──────── Source records ────────

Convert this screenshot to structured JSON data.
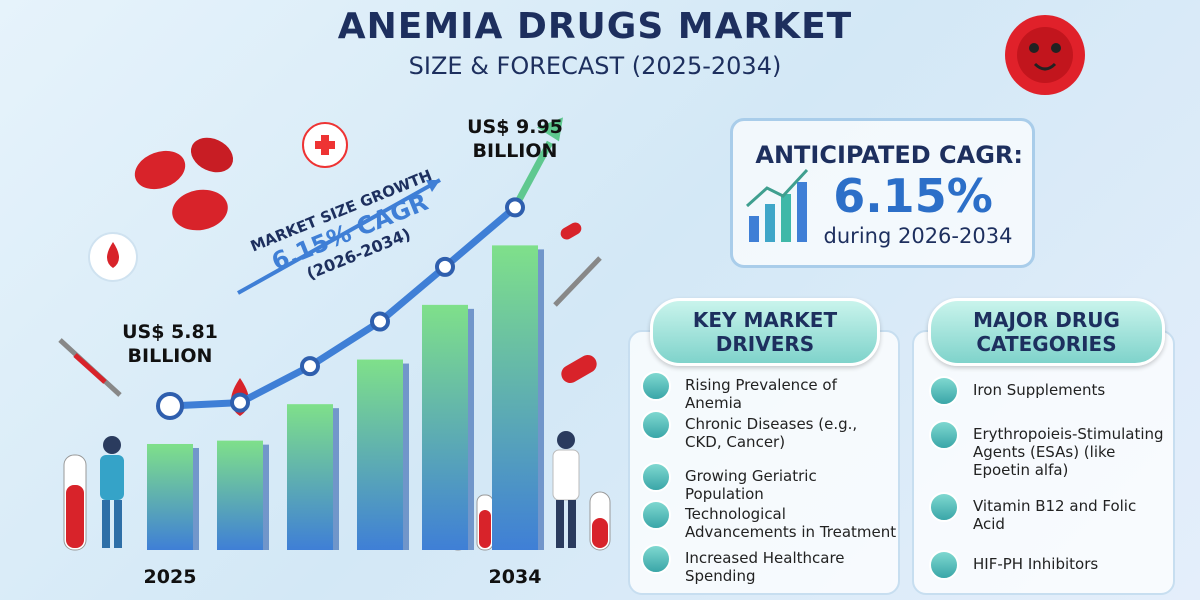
{
  "header": {
    "title": "ANEMIA DRUGS MARKET",
    "subtitle": "SIZE & FORECAST (2025-2034)"
  },
  "chart_data": {
    "type": "bar",
    "categories": [
      "2025",
      null,
      null,
      null,
      null,
      "2034"
    ],
    "values": [
      5.81,
      5.88,
      6.64,
      7.57,
      8.71,
      9.95
    ],
    "value_labels": [
      "US$ 5.81 BILLION",
      null,
      null,
      null,
      null,
      "US$ 9.95 BILLION"
    ],
    "ylim": [
      3.6,
      10.5
    ],
    "colors": [
      "#7fe08a",
      "#3f7fd6"
    ]
  },
  "growth": {
    "label": "MARKET SIZE GROWTH",
    "cagr": "6.15% CAGR",
    "period": "(2026-2034)"
  },
  "cagr_box": {
    "title": "ANTICIPATED CAGR:",
    "value": "6.15%",
    "period": "during 2026-2034"
  },
  "drivers": {
    "title": "KEY MARKET DRIVERS",
    "items": [
      "Rising Prevalence of Anemia",
      "Chronic Diseases (e.g., CKD, Cancer)",
      "Growing Geriatric Population",
      "Technological Advancements in Treatment",
      "Increased Healthcare Spending"
    ]
  },
  "categories": {
    "title": "MAJOR DRUG CATEGORIES",
    "items": [
      "Iron Supplements",
      "Erythropoieis-Stimulating Agents (ESAs) (like Epoetin alfa)",
      "Vitamin B12 and Folic Acid",
      "HIF-PH Inhibitors"
    ]
  }
}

────────

Stated problem >> Reply with the number of lines in the material above that contain "MARKET", and nothing more.

Exercise response >> 3